- The request
Present the following data again exactly as it is shown.

- Dataset
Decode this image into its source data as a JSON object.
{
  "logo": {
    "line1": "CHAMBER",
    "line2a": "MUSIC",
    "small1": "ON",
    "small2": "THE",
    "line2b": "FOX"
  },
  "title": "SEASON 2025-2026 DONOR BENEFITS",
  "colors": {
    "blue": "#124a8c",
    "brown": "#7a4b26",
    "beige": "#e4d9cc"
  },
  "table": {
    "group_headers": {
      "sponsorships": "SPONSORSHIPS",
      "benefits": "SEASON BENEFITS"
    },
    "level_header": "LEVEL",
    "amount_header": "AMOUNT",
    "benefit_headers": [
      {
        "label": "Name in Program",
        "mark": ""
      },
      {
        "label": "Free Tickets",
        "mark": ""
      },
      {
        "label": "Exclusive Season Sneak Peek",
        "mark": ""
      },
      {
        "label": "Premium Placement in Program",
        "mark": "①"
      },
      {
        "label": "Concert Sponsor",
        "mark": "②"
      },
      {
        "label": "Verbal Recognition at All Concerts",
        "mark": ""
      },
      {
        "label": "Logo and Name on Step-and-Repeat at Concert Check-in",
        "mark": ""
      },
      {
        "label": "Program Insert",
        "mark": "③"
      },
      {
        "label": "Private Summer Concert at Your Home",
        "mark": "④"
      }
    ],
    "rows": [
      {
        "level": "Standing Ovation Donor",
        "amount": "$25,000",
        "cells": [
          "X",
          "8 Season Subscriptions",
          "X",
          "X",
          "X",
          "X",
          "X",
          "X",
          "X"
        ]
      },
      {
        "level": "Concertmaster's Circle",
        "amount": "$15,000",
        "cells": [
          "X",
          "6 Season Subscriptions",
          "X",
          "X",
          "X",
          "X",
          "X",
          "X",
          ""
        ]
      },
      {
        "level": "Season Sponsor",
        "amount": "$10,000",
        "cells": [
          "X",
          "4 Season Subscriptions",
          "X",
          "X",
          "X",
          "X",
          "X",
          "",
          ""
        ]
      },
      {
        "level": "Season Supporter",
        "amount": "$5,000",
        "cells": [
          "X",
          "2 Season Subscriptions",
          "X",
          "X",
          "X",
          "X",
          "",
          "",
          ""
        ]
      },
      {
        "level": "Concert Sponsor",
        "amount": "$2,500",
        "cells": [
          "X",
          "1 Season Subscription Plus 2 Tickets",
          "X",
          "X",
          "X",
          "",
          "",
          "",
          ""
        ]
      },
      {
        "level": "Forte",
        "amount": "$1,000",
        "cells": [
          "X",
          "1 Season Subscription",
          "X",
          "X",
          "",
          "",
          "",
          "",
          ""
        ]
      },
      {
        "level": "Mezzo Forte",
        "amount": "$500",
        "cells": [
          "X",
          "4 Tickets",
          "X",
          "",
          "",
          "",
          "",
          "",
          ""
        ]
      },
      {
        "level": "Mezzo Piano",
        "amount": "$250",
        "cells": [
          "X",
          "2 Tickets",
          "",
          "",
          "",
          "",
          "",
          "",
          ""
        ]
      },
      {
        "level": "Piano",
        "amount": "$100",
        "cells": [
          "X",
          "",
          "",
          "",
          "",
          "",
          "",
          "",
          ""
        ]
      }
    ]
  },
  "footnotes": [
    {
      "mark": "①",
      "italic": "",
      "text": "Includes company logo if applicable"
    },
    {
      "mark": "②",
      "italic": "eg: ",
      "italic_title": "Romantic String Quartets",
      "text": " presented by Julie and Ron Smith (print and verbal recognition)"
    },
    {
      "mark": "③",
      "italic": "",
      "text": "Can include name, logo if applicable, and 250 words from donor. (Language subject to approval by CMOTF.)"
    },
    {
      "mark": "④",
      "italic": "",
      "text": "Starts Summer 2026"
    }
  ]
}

- Reply
Decode this image into its source data as a JSON object.
{
  "logo": {
    "line1": "CHAMBER",
    "line2a": "MUSIC",
    "small1": "ON",
    "small2": "THE",
    "line2b": "FOX"
  },
  "title": "SEASON 2025-2026 DONOR BENEFITS",
  "colors": {
    "blue": "#124a8c",
    "brown": "#7a4b26",
    "beige": "#e4d9cc"
  },
  "table": {
    "group_headers": {
      "sponsorships": "SPONSORSHIPS",
      "benefits": "SEASON BENEFITS"
    },
    "level_header": "LEVEL",
    "amount_header": "AMOUNT",
    "benefit_headers": [
      {
        "label": "Name in Program",
        "mark": ""
      },
      {
        "label": "Free Tickets",
        "mark": ""
      },
      {
        "label": "Exclusive Season Sneak Peek",
        "mark": ""
      },
      {
        "label": "Premium Placement in Program",
        "mark": "①"
      },
      {
        "label": "Concert Sponsor",
        "mark": "②"
      },
      {
        "label": "Verbal Recognition at All Concerts",
        "mark": ""
      },
      {
        "label": "Logo and Name on Step-and-Repeat at Concert Check-in",
        "mark": ""
      },
      {
        "label": "Program Insert",
        "mark": "③"
      },
      {
        "label": "Private Summer Concert at Your Home",
        "mark": "④"
      }
    ],
    "rows": [
      {
        "level": "Standing Ovation Donor",
        "amount": "$25,000",
        "cells": [
          "X",
          "8 Season Subscriptions",
          "X",
          "X",
          "X",
          "X",
          "X",
          "X",
          "X"
        ]
      },
      {
        "level": "Concertmaster's Circle",
        "amount": "$15,000",
        "cells": [
          "X",
          "6 Season Subscriptions",
          "X",
          "X",
          "X",
          "X",
          "X",
          "X",
          ""
        ]
      },
      {
        "level": "Season Sponsor",
        "amount": "$10,000",
        "cells": [
          "X",
          "4 Season Subscriptions",
          "X",
          "X",
          "X",
          "X",
          "X",
          "",
          ""
        ]
      },
      {
        "level": "Season Supporter",
        "amount": "$5,000",
        "cells": [
          "X",
          "2 Season Subscriptions",
          "X",
          "X",
          "X",
          "X",
          "",
          "",
          ""
        ]
      },
      {
        "level": "Concert Sponsor",
        "amount": "$2,500",
        "cells": [
          "X",
          "1 Season Subscription Plus 2 Tickets",
          "X",
          "X",
          "X",
          "",
          "",
          "",
          ""
        ]
      },
      {
        "level": "Forte",
        "amount": "$1,000",
        "cells": [
          "X",
          "1 Season Subscription",
          "X",
          "X",
          "",
          "",
          "",
          "",
          ""
        ]
      },
      {
        "level": "Mezzo Forte",
        "amount": "$500",
        "cells": [
          "X",
          "4 Tickets",
          "X",
          "",
          "",
          "",
          "",
          "",
          ""
        ]
      },
      {
        "level": "Mezzo Piano",
        "amount": "$250",
        "cells": [
          "X",
          "2 Tickets",
          "",
          "",
          "",
          "",
          "",
          "",
          ""
        ]
      },
      {
        "level": "Piano",
        "amount": "$100",
        "cells": [
          "X",
          "",
          "",
          "",
          "",
          "",
          "",
          "",
          ""
        ]
      }
    ]
  },
  "footnotes": [
    {
      "mark": "①",
      "italic": "",
      "text": "Includes company logo if applicable"
    },
    {
      "mark": "②",
      "italic": "eg: ",
      "italic_title": "Romantic String Quartets",
      "text": " presented by Julie and Ron Smith (print and verbal recognition)"
    },
    {
      "mark": "③",
      "italic": "",
      "text": "Can include name, logo if applicable, and 250 words from donor. (Language subject to approval by CMOTF.)"
    },
    {
      "mark": "④",
      "italic": "",
      "text": "Starts Summer 2026"
    }
  ]
}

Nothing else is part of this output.